Supplied passage:
# # #

Inland Empire News
Manson follower denied parole for 19th time
CHINO, Calif. (KABC) -- She was convicted in one of the most notorious murder cases in Los Angeles history, and on Tuesday, former Charles Manson follower Leslie Van Houten faced her 19th parole hearing. It was considered her best chance yet for release. She was denied parole at approximately 5 p.m. Tuesday.
The California Department of Corrections and Rehabilitation's Board of Parole Hearings returned a three-year consideration period.
At the conclusion of the emotional three-hour hearing, the chairman of the parole board, Robert Doyle, said Van Houten was not yet suitable for parole because she had failed to gain complete insight into her crime and its motivation.
While commending her for her adjustment to prison and her work on behalf of other prisoners, Doyle and deputy commissioner Carol Bentley said the crimes involved were so atrocious and heinous that they must be considered in the decision.
She was just 19 when she joined members of the Manson Family cult in the killings of Leno and Rosemary LaBianca. The LaBiancas were stabbed to death in 1969, just one night after the murders of actress Sharon Tate and four others.
Van Houten did not participate in the Tate killings but went along the next night when the LaBiancas were slain in their home. During the penalty phase of her trial she confessed to joining in stabbing Rosemary LaBianca after she was dead.

# # #

Data extract:

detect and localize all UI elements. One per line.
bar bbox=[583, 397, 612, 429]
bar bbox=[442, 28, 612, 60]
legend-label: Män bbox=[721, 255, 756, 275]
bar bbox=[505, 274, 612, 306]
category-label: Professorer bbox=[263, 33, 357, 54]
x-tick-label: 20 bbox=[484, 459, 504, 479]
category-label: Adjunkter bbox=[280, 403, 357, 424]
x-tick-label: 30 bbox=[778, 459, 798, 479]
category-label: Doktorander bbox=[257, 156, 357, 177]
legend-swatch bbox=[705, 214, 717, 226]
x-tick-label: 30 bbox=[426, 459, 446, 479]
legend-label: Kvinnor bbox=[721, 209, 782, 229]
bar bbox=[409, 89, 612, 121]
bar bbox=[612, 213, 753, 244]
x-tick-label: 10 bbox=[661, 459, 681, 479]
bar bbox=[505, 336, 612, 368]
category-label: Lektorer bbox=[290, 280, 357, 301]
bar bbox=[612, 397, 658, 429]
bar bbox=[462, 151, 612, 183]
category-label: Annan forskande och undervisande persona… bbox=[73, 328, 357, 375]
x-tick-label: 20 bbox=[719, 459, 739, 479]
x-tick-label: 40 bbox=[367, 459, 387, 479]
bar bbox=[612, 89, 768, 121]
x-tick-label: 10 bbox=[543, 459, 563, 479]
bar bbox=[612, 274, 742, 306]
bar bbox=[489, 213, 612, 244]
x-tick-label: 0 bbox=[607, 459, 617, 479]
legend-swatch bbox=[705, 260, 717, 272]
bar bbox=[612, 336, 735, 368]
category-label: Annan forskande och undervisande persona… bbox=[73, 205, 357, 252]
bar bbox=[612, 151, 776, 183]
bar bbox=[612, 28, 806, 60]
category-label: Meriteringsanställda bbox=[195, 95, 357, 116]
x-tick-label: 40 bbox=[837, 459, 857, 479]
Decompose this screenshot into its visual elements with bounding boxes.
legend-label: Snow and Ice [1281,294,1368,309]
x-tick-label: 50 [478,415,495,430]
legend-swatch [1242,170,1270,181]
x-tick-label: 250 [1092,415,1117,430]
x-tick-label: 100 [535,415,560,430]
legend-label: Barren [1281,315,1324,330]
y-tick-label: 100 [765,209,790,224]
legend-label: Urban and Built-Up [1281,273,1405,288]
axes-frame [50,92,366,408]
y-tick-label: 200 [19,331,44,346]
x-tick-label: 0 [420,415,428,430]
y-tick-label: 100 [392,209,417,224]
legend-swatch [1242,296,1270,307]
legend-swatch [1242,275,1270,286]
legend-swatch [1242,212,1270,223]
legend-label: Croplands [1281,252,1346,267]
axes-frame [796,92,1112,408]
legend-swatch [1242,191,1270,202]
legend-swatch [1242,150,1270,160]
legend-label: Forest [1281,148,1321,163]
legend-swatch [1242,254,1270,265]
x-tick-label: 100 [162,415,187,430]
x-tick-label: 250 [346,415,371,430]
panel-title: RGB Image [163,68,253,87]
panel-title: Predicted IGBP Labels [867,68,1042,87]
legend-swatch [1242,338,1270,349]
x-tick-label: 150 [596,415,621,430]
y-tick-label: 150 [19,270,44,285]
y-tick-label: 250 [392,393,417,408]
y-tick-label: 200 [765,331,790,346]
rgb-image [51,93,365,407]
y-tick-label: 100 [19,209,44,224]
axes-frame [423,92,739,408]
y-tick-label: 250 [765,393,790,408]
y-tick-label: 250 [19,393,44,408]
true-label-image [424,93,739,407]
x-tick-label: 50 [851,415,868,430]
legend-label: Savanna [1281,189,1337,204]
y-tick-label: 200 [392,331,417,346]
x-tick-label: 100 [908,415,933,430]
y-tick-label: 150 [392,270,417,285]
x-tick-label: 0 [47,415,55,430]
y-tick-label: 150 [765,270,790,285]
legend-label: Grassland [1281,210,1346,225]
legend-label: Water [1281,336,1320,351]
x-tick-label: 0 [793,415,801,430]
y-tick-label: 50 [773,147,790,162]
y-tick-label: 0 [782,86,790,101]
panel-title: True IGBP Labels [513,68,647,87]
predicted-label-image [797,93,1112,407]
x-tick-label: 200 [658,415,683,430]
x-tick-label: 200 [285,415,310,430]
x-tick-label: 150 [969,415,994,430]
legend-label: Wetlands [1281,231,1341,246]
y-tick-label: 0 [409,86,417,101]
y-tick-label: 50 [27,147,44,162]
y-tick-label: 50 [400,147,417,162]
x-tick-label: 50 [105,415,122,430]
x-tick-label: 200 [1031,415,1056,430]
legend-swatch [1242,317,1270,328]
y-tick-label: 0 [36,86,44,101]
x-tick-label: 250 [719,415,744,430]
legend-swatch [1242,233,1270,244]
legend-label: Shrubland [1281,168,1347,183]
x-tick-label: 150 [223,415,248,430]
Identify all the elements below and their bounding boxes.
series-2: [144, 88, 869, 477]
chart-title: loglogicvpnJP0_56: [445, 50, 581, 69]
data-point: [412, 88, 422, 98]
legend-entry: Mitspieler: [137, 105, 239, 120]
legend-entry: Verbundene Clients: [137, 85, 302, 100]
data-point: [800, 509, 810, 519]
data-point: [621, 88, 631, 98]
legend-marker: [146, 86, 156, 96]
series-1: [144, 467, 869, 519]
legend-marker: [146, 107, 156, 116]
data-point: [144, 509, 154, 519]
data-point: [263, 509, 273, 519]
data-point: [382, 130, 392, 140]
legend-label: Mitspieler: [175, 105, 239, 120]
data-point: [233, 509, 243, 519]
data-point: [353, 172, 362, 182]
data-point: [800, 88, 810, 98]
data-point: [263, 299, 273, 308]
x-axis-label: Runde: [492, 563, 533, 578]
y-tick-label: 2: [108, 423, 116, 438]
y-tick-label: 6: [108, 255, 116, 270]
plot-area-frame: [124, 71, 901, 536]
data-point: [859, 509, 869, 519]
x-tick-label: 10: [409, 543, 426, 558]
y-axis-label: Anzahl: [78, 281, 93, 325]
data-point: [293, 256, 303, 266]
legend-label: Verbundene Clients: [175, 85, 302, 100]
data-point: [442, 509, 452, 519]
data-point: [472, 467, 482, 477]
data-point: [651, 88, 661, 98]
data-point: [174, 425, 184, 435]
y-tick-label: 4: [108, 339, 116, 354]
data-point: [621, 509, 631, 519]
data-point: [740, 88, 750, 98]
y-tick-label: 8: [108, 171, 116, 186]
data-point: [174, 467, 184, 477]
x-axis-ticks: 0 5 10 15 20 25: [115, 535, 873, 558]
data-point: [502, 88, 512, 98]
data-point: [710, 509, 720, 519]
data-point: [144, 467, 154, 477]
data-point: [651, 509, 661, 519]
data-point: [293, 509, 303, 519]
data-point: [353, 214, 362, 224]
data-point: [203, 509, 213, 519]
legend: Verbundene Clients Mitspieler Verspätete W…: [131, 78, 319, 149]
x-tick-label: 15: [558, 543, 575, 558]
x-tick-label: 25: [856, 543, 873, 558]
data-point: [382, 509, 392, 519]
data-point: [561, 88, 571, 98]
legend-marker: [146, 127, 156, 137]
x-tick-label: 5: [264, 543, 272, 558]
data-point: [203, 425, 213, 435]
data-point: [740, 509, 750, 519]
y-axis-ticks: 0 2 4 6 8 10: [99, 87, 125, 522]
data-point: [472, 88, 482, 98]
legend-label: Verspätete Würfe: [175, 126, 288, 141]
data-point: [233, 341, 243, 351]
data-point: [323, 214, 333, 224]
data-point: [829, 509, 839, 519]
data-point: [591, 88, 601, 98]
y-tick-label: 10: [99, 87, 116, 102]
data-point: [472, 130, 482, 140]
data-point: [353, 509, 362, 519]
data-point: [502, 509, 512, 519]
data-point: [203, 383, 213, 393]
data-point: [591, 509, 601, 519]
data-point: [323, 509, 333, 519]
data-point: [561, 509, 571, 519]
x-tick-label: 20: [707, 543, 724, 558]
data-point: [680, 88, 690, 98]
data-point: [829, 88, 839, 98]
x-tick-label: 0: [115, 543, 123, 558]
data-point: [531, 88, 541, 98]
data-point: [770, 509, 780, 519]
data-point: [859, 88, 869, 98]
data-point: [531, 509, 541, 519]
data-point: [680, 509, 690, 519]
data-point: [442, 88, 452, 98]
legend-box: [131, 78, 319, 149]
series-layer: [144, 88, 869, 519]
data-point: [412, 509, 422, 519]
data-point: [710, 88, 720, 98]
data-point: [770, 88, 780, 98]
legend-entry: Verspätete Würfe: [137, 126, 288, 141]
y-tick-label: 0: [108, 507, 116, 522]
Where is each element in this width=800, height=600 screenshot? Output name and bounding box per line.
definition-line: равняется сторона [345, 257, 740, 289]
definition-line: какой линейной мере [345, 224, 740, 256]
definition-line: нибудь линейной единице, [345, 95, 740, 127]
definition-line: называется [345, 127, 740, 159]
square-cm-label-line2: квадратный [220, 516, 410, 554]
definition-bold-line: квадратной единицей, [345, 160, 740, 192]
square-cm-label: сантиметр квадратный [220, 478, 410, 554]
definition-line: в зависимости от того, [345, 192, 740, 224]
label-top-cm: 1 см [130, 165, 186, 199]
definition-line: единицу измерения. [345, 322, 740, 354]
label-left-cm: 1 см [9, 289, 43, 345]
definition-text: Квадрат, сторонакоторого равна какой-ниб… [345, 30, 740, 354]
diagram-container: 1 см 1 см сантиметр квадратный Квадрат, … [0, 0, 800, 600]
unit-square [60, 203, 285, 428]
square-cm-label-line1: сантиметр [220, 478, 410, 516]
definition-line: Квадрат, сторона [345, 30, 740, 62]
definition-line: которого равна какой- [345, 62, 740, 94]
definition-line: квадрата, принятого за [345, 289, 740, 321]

# # #

Exercise instructions:
1. Rewrite the paragraph of the parole report that begins "She was convicted in one of the most notorious" as a single, shorter sentence that keeps its main facts.
2. From the parole report, output verbatim the portion from "While commending her" up to and including "she was dead.".

Answers for this exercise:
1. On Tuesday in Chino, California, former Charles Manson follower Leslie Van Houten, convicted in one of Los Angeles's most notorious murder cases, was denied parole at about 5 p.m. at her 19th hearing, which had been considered her best chance yet for release.

2.
While commending her for her adjustment to prison and her work on behalf of other prisoners, Doyle and deputy commissioner Carol Bentley said the crimes involved were so atrocious and heinous that they must be considered in the decision.
She was just 19 when she joined members of the Manson Family cult in the killings of Leno and Rosemary LaBianca. The LaBiancas were stabbed to death in 1969, just one night after the murders of actress Sharon Tate and four others.
Van Houten did not participate in the Tate killings but went along the next night when the LaBiancas were slain in their home. During the penalty phase of her trial she confessed to joining in stabbing Rosemary LaBianca after she was dead.